>> begin Given information
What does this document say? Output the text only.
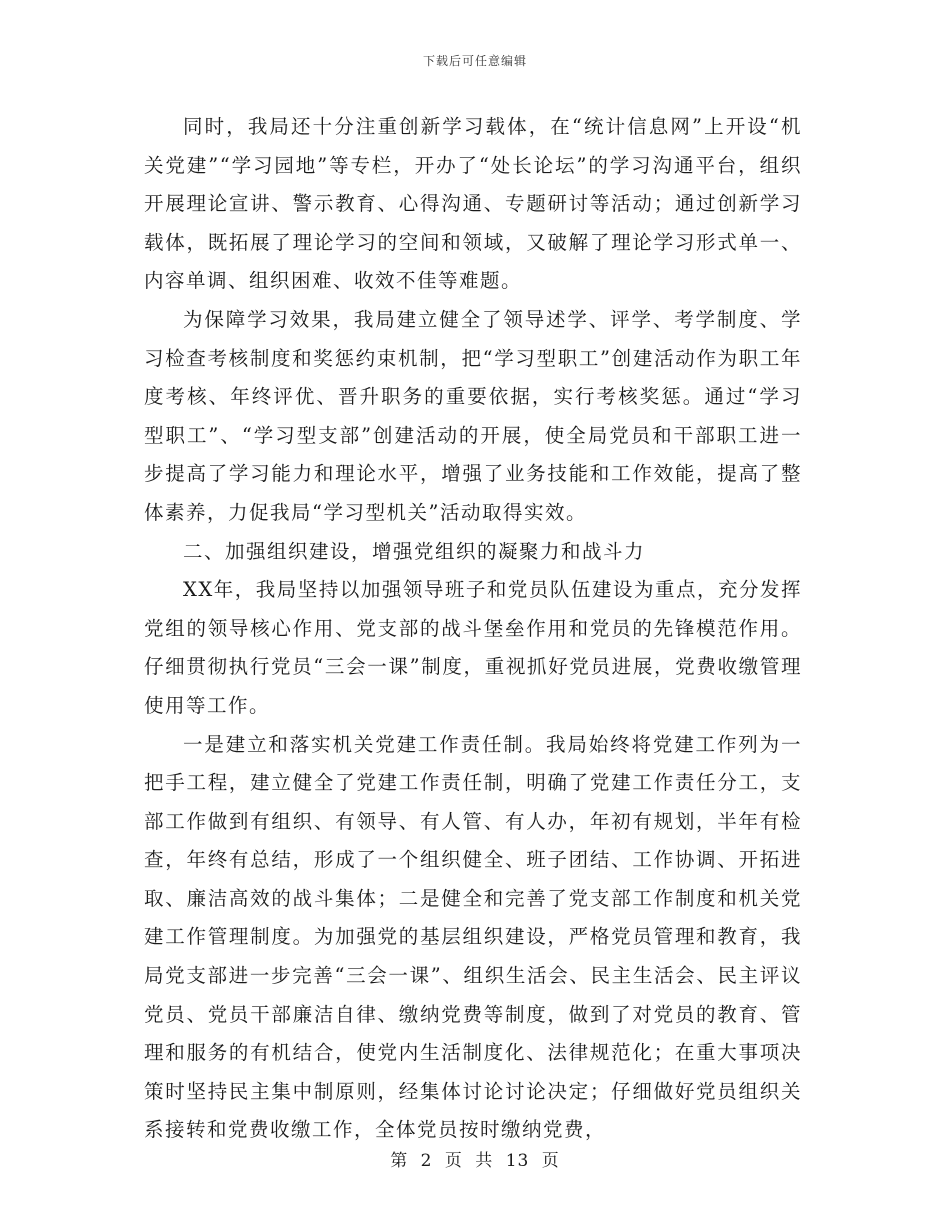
下载后可任意编辑

同时，我局还十分注重创新学习载体，在“统计信息网”上开设“机关党建”“学习园地”等专栏，开办了“处长论坛”的学习沟通平台，组织开展理论宣讲、警示教育、心得沟通、专题研讨等活动；通过创新学习载体，既拓展了理论学习的空间和领域，又破解了理论学习形式单一、内容单调、组织困难、收效不佳等难题。

为保障学习效果，我局建立健全了领导述学、评学、考学制度、学习检查考核制度和奖惩约束机制，把“学习型职工”创建活动作为职工年度考核、年终评优、晋升职务的重要依据，实行考核奖惩。通过“学习型职工”、“学习型支部”创建活动的开展，使全局党员和干部职工进一步提高了学习能力和理论水平，增强了业务技能和工作效能，提高了整体素养，力促我局“学习型机关”活动取得实效。

二、加强组织建设，增强党组织的凝聚力和战斗力

XX年，我局坚持以加强领导班子和党员队伍建设为重点，充分发挥党组的领导核心作用、党支部的战斗堡垒作用和党员的先锋模范作用。仔细贯彻执行党员“三会一课”制度，重视抓好党员进展，党费收缴管理使用等工作。

一是建立和落实机关党建工作责任制。我局始终将党建工作列为一把手工程，建立健全了党建工作责任制，明确了党建工作责任分工，支部工作做到有组织、有领导、有人管、有人办，年初有规划，半年有检查，年终有总结，形成了一个组织健全、班子团结、工作协调、开拓进取、廉洁高效的战斗集体；二是健全和完善了党支部工作制度和机关党建工作管理制度。为加强党的基层组织建设，严格党员管理和教育，我局党支部进一步完善“三会一课”、组织生活会、民主生活会、民主评议党员、党员干部廉洁自律、缴纳党费等制度，做到了对党员的教育、管理和服务的有机结合，使党内生活制度化、法律规范化；在重大事项决策时坚持民主集中制原则，经集体讨论讨论决定；仔细做好党员组织关系接转和党费收缴工作，全体党员按时缴纳党费，

第 2 页 共 13 页
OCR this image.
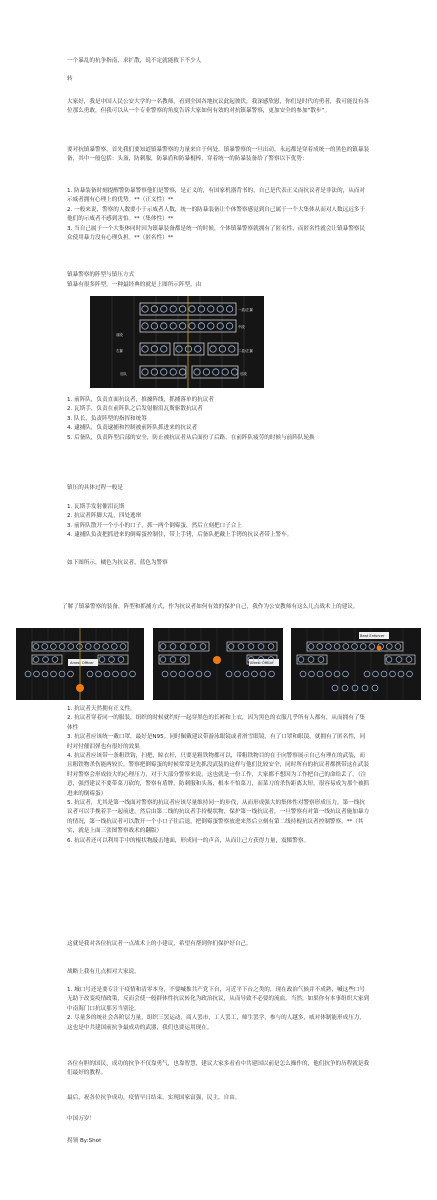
一个暴乱的抗争指南，求扩散，说不定就能救下不少人

转

大家好，我是中国人民公安大学的一名教师，看到全国各地抗议此起彼伏，我深感欣慰，你们是时代的勇者，我可能没有各位那么勇敢，但我可以从一个专业警察的角度告诉大家如何有效的对抗镇暴警察，更加安全的参加“散步”。

要对抗镇暴警察，首先我们要知道镇暴警察的力量来自于何处。镇暴警察的一旦出动，永远都是穿着成统一的黑色的镇暴装备，其中一般包括：头盔，防刺服，防暴盾和防暴棍棒，穿着统一的防暴装备给了警察以下优势：

1. 防暴装备时刻提醒警防暴警察他们是警察，是正义的，有国家机器背书的，自己是代表正义而抗议者是非法的，从而对示威者拥有心理上的优势。**（正义性）**
2. 一般来说，警察的人数要小于示威者人数，统一的防暴装备让个体警察感觉到自己属于一个大集体从而对人数远远多于他们的示威者不感到害怕。**（集体性）**
3. 当自己属于一个大集体同时因为镇暴装备都是统一的时候，个体镇暴警察就拥有了匿名性，而匿名性就会让镇暴警察民众使用暴力没有心理负担。**（匿名性）**

镇暴警察的阵型与镇压方式

镇暴有很多阵型，一种最经典的就是上图所示阵型，由

一盾/左翼
中段
二盾/左翼
右翼
前段
后段
后队
1. 前阵队，负责直面抗议者，推搡阵线，抓捕落单的抗议者
2. 瓦斯手，负责在前阵队之后发射催泪瓦斯驱散抗议者
3. 队长，负责阵型的指挥和统筹
4. 逮捕队，负责逮捕和控制被前阵队抓进来的抗议者
5. 后备队，负责阵型后部的安全，防止被抗议者从后面扮了后路，在前阵队疲劳的时候与前阵队轮换

镇压的具体过程一般是

1. 瓦斯手发射催泪瓦斯
2. 抗议者阵脚大乱，四处逃窜
3. 前阵队散开一个小小的口子，抓一两个倒霉蛋，然后立刻把口子合上
4. 逮捕队负责把抓进来的倒霉蛋控制住，带上手铐，后备队把戴上手铐的抗议者带上警车。

如下图所示，橘色为抗议者，蓝色为警察

了解了镇暴警察的装备，阵型和抓捕方式，作为抗议者如何有效的保护自己，我作为公安教师有这么几点战术上的建议。

Arrest Officer	Arrest Officer
Beat Enforcer
1. 抗议者天然拥有正义性。
2. 抗议者穿着同一的服装，组织的时候就约好一起穿黑色的长裤和上衣，因为黑色的衣服几乎所有人都有，从而拥有了集体性
3. 抗议者应该统一戴口罩，最好是N95。同时佩戴建议带游泳眼镜或者滑雪眼镜，有了口罩和眼镜，就拥有了匿名性，同时对付催泪弹也有很好的效果
4. 抗议者应该带一条粗铁钩，扫把，晾衣杆，只要是粗铁物都可以，带粗铁物目的在于向警察展示自己有理在的武装，而且粗铁物杀伤能两较长，警察把倒霉蛋的时候常常是先抓没武装的这样与他们比较安全，同时所有的抗议者都携带这在武装时对警察会形成较大的心理压力，对于大部分警察来说，这也就是一份工作，大家都不想因为工作把自己的命给丢了。（注意，强烈建议不要带菜刀砍的，警察有盾牌，防刺服和头盔，根本不怕菜刀，而菜刀的杀伤距离太短，很容易成为那个被抓进来的倒霉蛋）
5. 抗议者，尤其是第一线面对警察的抗议者应该尽量维持同一的步伐，从而形成强大的集体性对警察形成压力，第一线抗议者可以手挽着手一起前进，然后由第二线的抗议者手持棍状物，保护第一线抗议者，一旦警察有对第一线抗议者施加暴力的情况，第一线抗议者可以散开一个小口子往后退，把倒霉蛋警察放进来然后立刻有第二线持棍抗议者控制警察。**（其实，就是上面三张图警察战术的翻版）
6. 抗议者还可以利用手中的棍状物敲击地面，形成同一的声音，从而让己方获得力量，震慑警察。

这就是我对各位抗议者一点战术上的小建议，希望有帮到你们保护好自己。

战略上我有几点相对大家说，

1. 城口号还是要专注于疫情和清零本身，不要喊推共产党下台，习近平下台之类的，现在政治气候并不成熟，喊这些口号无助于改变疫情政策，反而会使一般群体性抗议转化为政治抗议，从而导致不必要的流血。当然，如果你有本事组织大家到中南海门口抗议那另当别论。
2. 尽量多的统社会各阶层力量，组织三罢运动，商人罢市，工人罢工，师生罢学，参与的人越多，威对体制能形成压力，这也是中共建国前抗争最成功的武器，我们也要运用现在。

各位有胆的国民，成功的抗争不仅靠勇气，也靠智慧，建议大家多看看中共建国以前是怎么操作的，他们抗争的历程就是我们最好的教程。

最后，祝各位抗争成功，疫情早日结束，实现国家富强，民主，自由。

中国万岁！

拐领 By:Shot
>> end Given information
### The problem
Give back the whole listing as it stands, minus its pictures.

### Result for this exercise
What does this document say? Output the text only.
下载后可任意编辑

同时，我局还十分注重创新学习载体，在“统计信息网”上开设“机关党建”“学习园地”等专栏，开办了“处长论坛”的学习沟通平台，组织开展理论宣讲、警示教育、心得沟通、专题研讨等活动；通过创新学习载体，既拓展了理论学习的空间和领域，又破解了理论学习形式单一、内容单调、组织困难、收效不佳等难题。

为保障学习效果，我局建立健全了领导述学、评学、考学制度、学习检查考核制度和奖惩约束机制，把“学习型职工”创建活动作为职工年度考核、年终评优、晋升职务的重要依据，实行考核奖惩。通过“学习型职工”、“学习型支部”创建活动的开展，使全局党员和干部职工进一步提高了学习能力和理论水平，增强了业务技能和工作效能，提高了整体素养，力促我局“学习型机关”活动取得实效。

二、加强组织建设，增强党组织的凝聚力和战斗力

XX年，我局坚持以加强领导班子和党员队伍建设为重点，充分发挥党组的领导核心作用、党支部的战斗堡垒作用和党员的先锋模范作用。仔细贯彻执行党员“三会一课”制度，重视抓好党员进展，党费收缴管理使用等工作。

一是建立和落实机关党建工作责任制。我局始终将党建工作列为一把手工程，建立健全了党建工作责任制，明确了党建工作责任分工，支部工作做到有组织、有领导、有人管、有人办，年初有规划，半年有检查，年终有总结，形成了一个组织健全、班子团结、工作协调、开拓进取、廉洁高效的战斗集体；二是健全和完善了党支部工作制度和机关党建工作管理制度。为加强党的基层组织建设，严格党员管理和教育，我局党支部进一步完善“三会一课”、组织生活会、民主生活会、民主评议党员、党员干部廉洁自律、缴纳党费等制度，做到了对党员的教育、管理和服务的有机结合，使党内生活制度化、法律规范化；在重大事项决策时坚持民主集中制原则，经集体讨论讨论决定；仔细做好党员组织关系接转和党费收缴工作，全体党员按时缴纳党费，

第 2 页 共 13 页
OCR this image.
一个暴乱的抗争指南，求扩散，说不定就能救下不少人

转

大家好，我是中国人民公安大学的一名教师，看到全国各地抗议此起彼伏，我深感欣慰，你们是时代的勇者，我可能没有各位那么勇敢，但我可以从一个专业警察的角度告诉大家如何有效的对抗镇暴警察，更加安全的参加“散步”。

要对抗镇暴警察，首先我们要知道镇暴警察的力量来自于何处。镇暴警察的一旦出动，永远都是穿着成统一的黑色的镇暴装备，其中一般包括：头盔，防刺服，防暴盾和防暴棍棒，穿着统一的防暴装备给了警察以下优势：

1. 防暴装备时刻提醒警防暴警察他们是警察，是正义的，有国家机器背书的，自己是代表正义而抗议者是非法的，从而对示威者拥有心理上的优势。**（正义性）**
2. 一般来说，警察的人数要小于示威者人数，统一的防暴装备让个体警察感觉到自己属于一个大集体从而对人数远远多于他们的示威者不感到害怕。**（集体性）**
3. 当自己属于一个大集体同时因为镇暴装备都是统一的时候，个体镇暴警察就拥有了匿名性，而匿名性就会让镇暴警察民众使用暴力没有心理负担。**（匿名性）**

镇暴警察的阵型与镇压方式

镇暴有很多阵型，一种最经典的就是上图所示阵型，由

一盾/左翼
中段
二盾/左翼
右翼
前段
后段
后队
1. 前阵队，负责直面抗议者，推搡阵线，抓捕落单的抗议者
2. 瓦斯手，负责在前阵队之后发射催泪瓦斯驱散抗议者
3. 队长，负责阵型的指挥和统筹
4. 逮捕队，负责逮捕和控制被前阵队抓进来的抗议者
5. 后备队，负责阵型后部的安全，防止被抗议者从后面扮了后路，在前阵队疲劳的时候与前阵队轮换

镇压的具体过程一般是

1. 瓦斯手发射催泪瓦斯
2. 抗议者阵脚大乱，四处逃窜
3. 前阵队散开一个小小的口子，抓一两个倒霉蛋，然后立刻把口子合上
4. 逮捕队负责把抓进来的倒霉蛋控制住，带上手铐，后备队把戴上手铐的抗议者带上警车。

如下图所示，橘色为抗议者，蓝色为警察

了解了镇暴警察的装备，阵型和抓捕方式，作为抗议者如何有效的保护自己，我作为公安教师有这么几点战术上的建议。

Arrest Officer	Arrest Officer
Beat Enforcer
1. 抗议者天然拥有正义性。
2. 抗议者穿着同一的服装，组织的时候就约好一起穿黑色的长裤和上衣，因为黑色的衣服几乎所有人都有，从而拥有了集体性
3. 抗议者应该统一戴口罩，最好是N95。同时佩戴建议带游泳眼镜或者滑雪眼镜，有了口罩和眼镜，就拥有了匿名性，同时对付催泪弹也有很好的效果
4. 抗议者应该带一条粗铁钩，扫把，晾衣杆，只要是粗铁物都可以，带粗铁物目的在于向警察展示自己有理在的武装，而且粗铁物杀伤能两较长，警察把倒霉蛋的时候常常是先抓没武装的这样与他们比较安全，同时所有的抗议者都携带这在武装时对警察会形成较大的心理压力，对于大部分警察来说，这也就是一份工作，大家都不想因为工作把自己的命给丢了。（注意，强烈建议不要带菜刀砍的，警察有盾牌，防刺服和头盔，根本不怕菜刀，而菜刀的杀伤距离太短，很容易成为那个被抓进来的倒霉蛋）
5. 抗议者，尤其是第一线面对警察的抗议者应该尽量维持同一的步伐，从而形成强大的集体性对警察形成压力，第一线抗议者可以手挽着手一起前进，然后由第二线的抗议者手持棍状物，保护第一线抗议者，一旦警察有对第一线抗议者施加暴力的情况，第一线抗议者可以散开一个小口子往后退，把倒霉蛋警察放进来然后立刻有第二线持棍抗议者控制警察。**（其实，就是上面三张图警察战术的翻版）
6. 抗议者还可以利用手中的棍状物敲击地面，形成同一的声音，从而让己方获得力量，震慑警察。

这就是我对各位抗议者一点战术上的小建议，希望有帮到你们保护好自己。

战略上我有几点相对大家说，

1. 城口号还是要专注于疫情和清零本身，不要喊推共产党下台，习近平下台之类的，现在政治气候并不成熟，喊这些口号无助于改变疫情政策，反而会使一般群体性抗议转化为政治抗议，从而导致不必要的流血。当然，如果你有本事组织大家到中南海门口抗议那另当别论。
2. 尽量多的统社会各阶层力量，组织三罢运动，商人罢市，工人罢工，师生罢学，参与的人越多，威对体制能形成压力，这也是中共建国前抗争最成功的武器，我们也要运用现在。

各位有胆的国民，成功的抗争不仅靠勇气，也靠智慧，建议大家多看看中共建国以前是怎么操作的，他们抗争的历程就是我们最好的教程。

最后，祝各位抗争成功，疫情早日结束，实现国家富强，民主，自由。

中国万岁！

拐领 By:Shot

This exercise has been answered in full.